**Data supplied:**
----------------

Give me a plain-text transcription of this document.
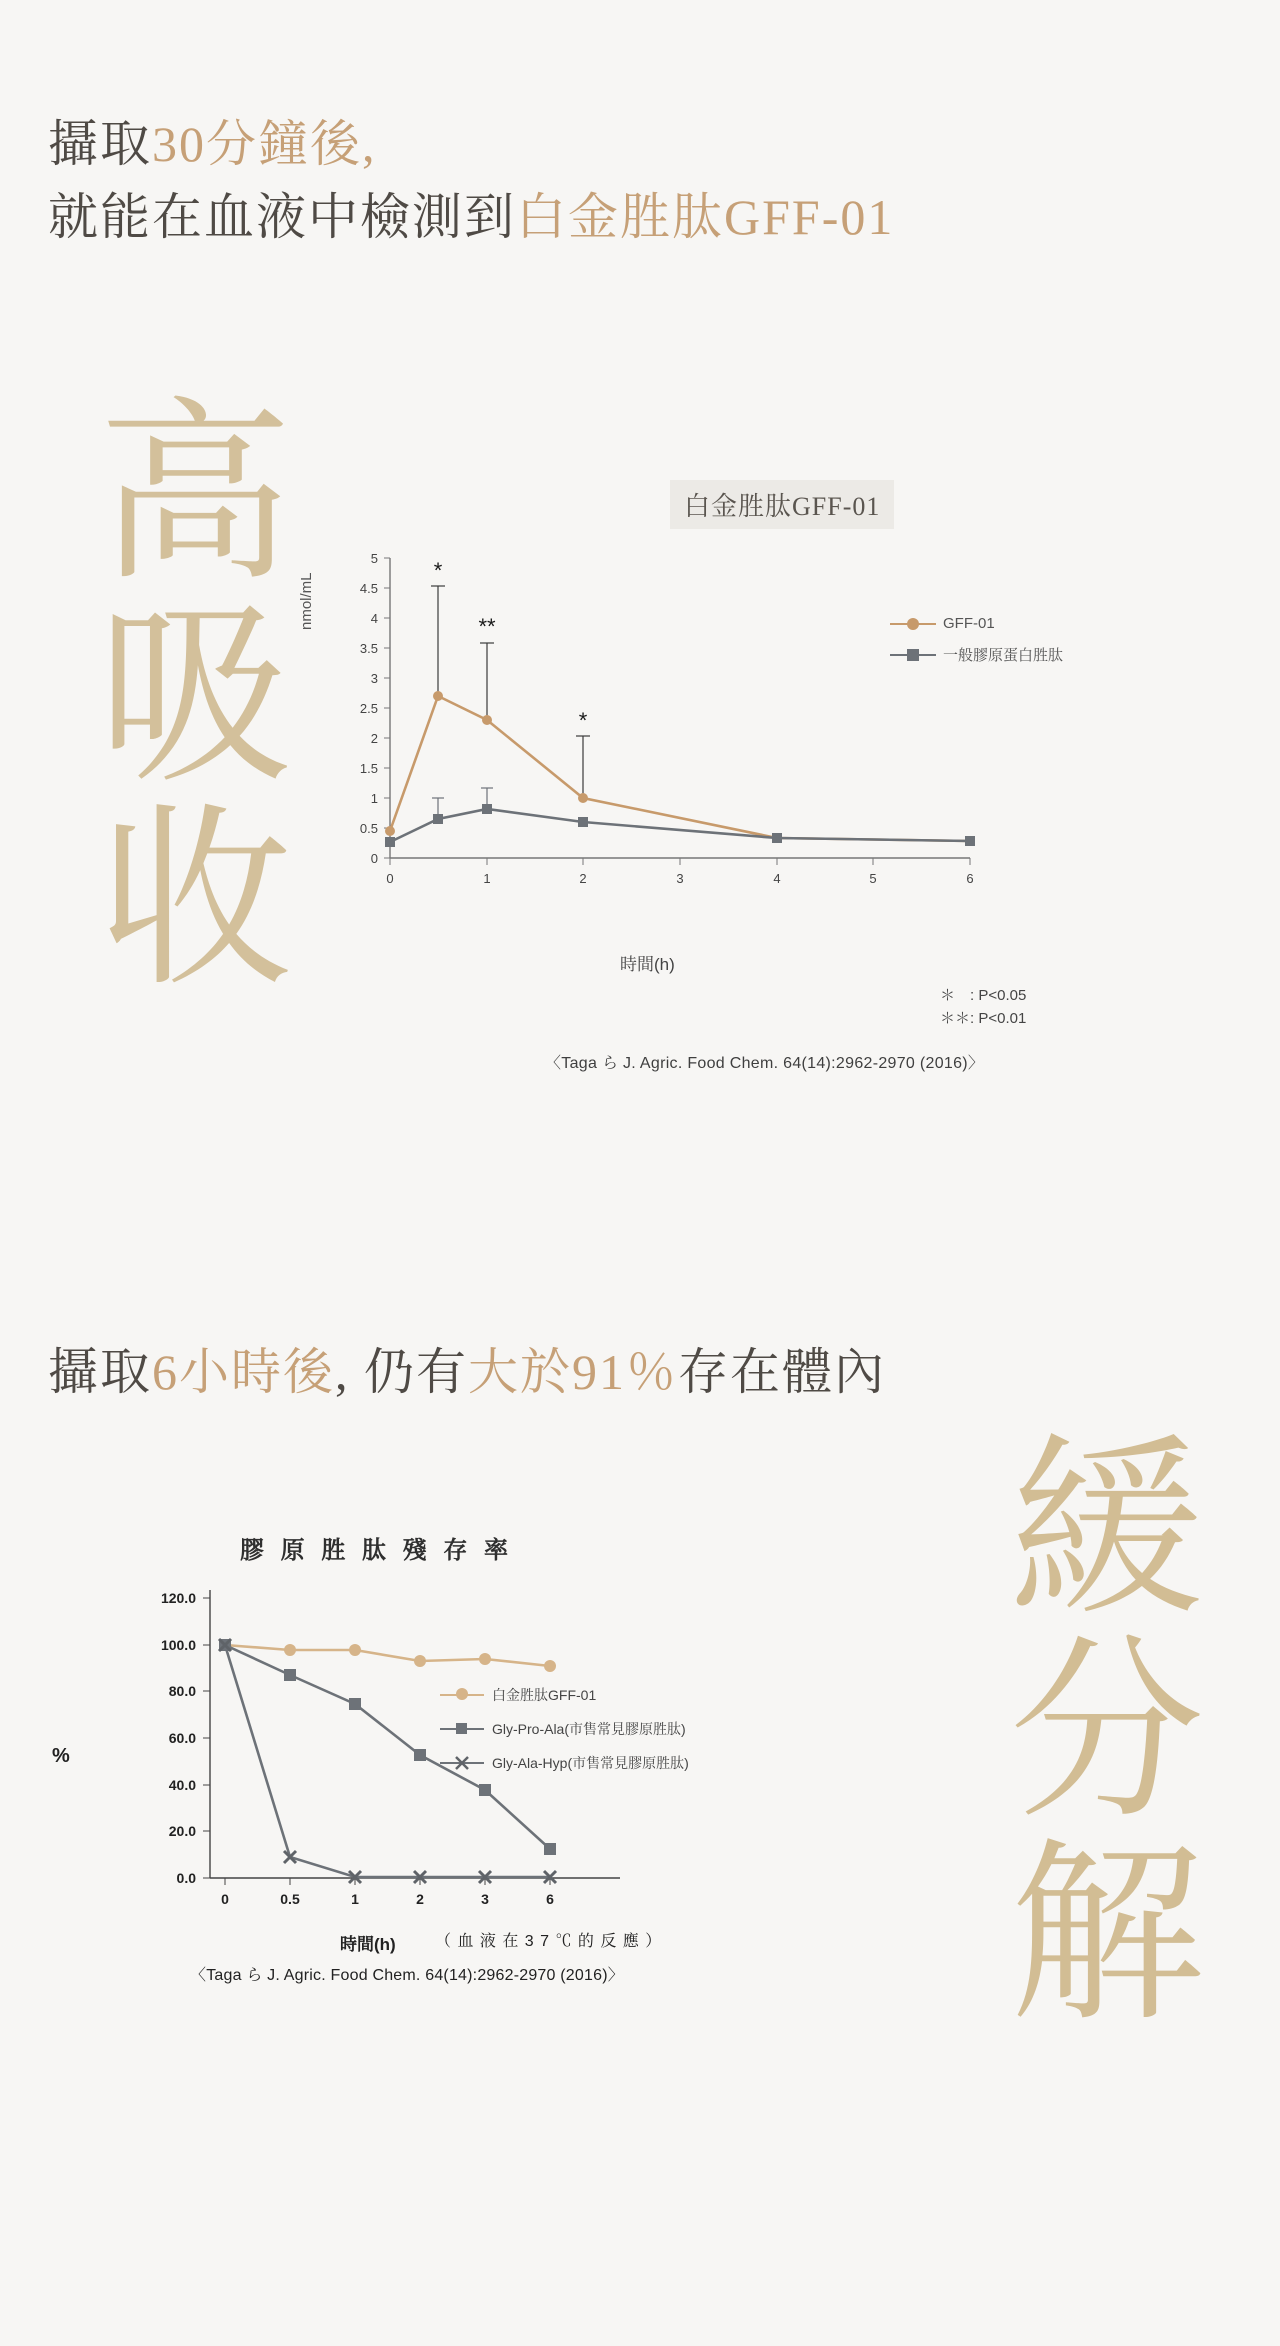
攝取30分鐘後,
就能在血液中檢測到白金胜肽GFF-01
高吸收
白金胜肽GFF-01
nmol/mL
0
0.5
1
1.5
2
2.5
3
3.5
4
4.5
5
0	1	2	3	4	5	6
*
**
*
時間(h)
GFF-01
一般膠原蛋白胜肽
＊　: P<0.05
＊＊: P<0.01
〈Taga ら J. Agric. Food Chem. 64(14):2962-2970 (2016)〉
攝取6小時後, 仍有大於91％存在體內
緩分解
膠 原 胜 肽 殘 存 率
%
0.0
20.0
40.0
60.0
80.0
100.0
120.0
0	0.5	1	2	3	6
時間(h)
白金胜肽GFF-01
Gly-Pro-Ala(市售常見膠原胜肽)
Gly-Ala-Hyp(市售常見膠原胜肽)
（ 血 液 在 3 7 ℃ 的 反 應 ）
〈Taga ら J. Agric. Food Chem. 64(14):2962-2970 (2016)〉
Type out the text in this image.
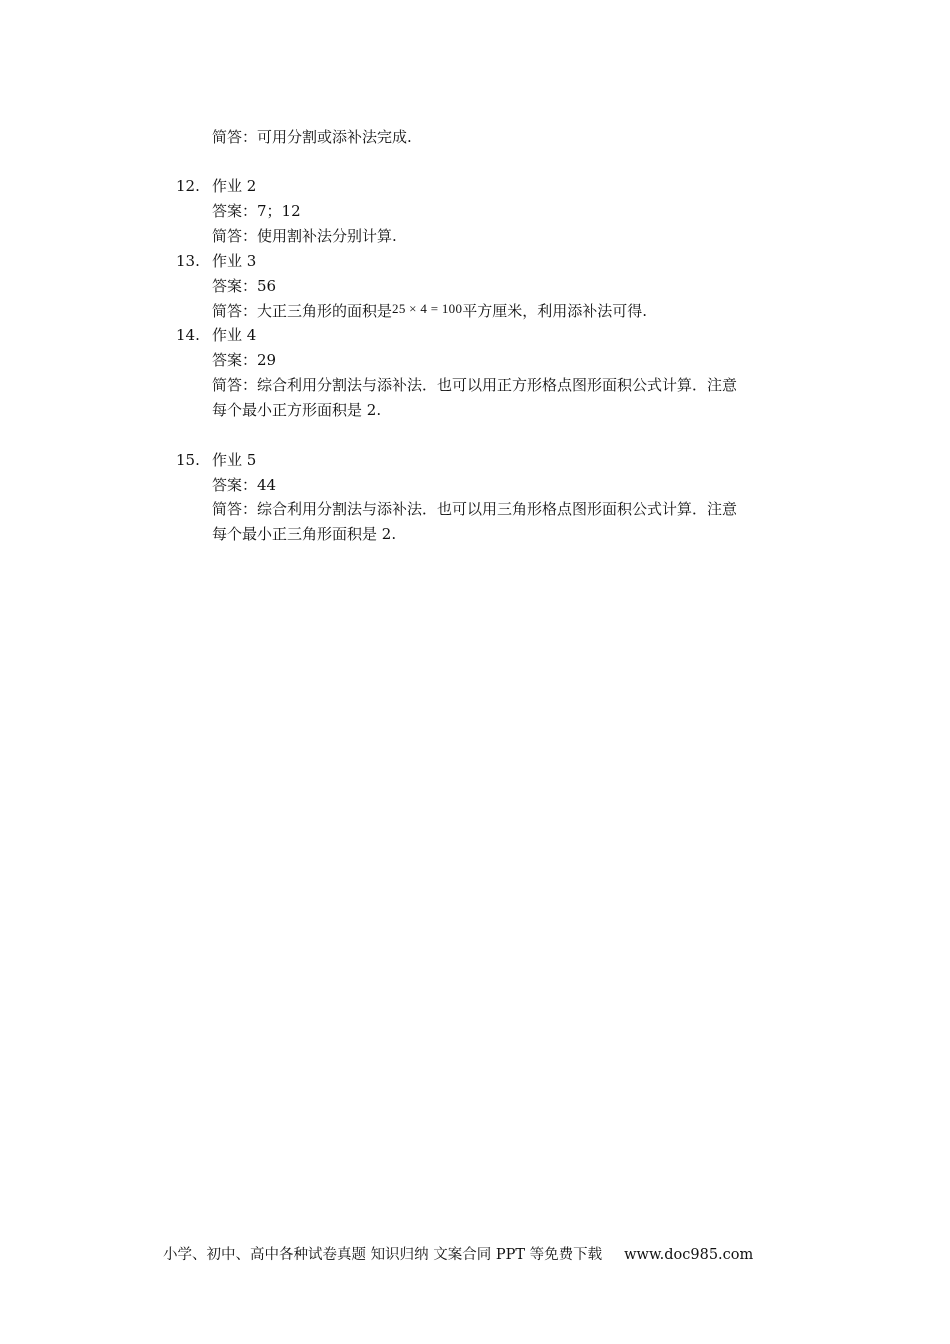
简答：可用分割或添补法完成.
12. 作业 2
答案：7；12
简答：使用割补法分别计算.
13. 作业 3
答案：56
简答：大正三角形的面积是25 × 4 = 100平方厘米，利用添补法可得.
14. 作业 4
答案：29
简答：综合利用分割法与添补法．也可以用正方形格点图形面积公式计算．注意
每个最小正方形面积是 2.
15. 作业 5
答案：44
简答：综合利用分割法与添补法．也可以用三角形格点图形面积公式计算．注意
每个最小正三角形面积是 2.
小学、初中、高中各种试卷真题 知识归纳 文案合同 PPT 等免费下载 www.doc985.com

----------------

**The task:** Look through the data above. Each line containing the word "市售常見膠原胜肽" needs to be copied.

**Exercise solution:**
Gly-Pro-Ala(市售常見膠原胜肽)
Gly-Ala-Hyp(市售常見膠原胜肽)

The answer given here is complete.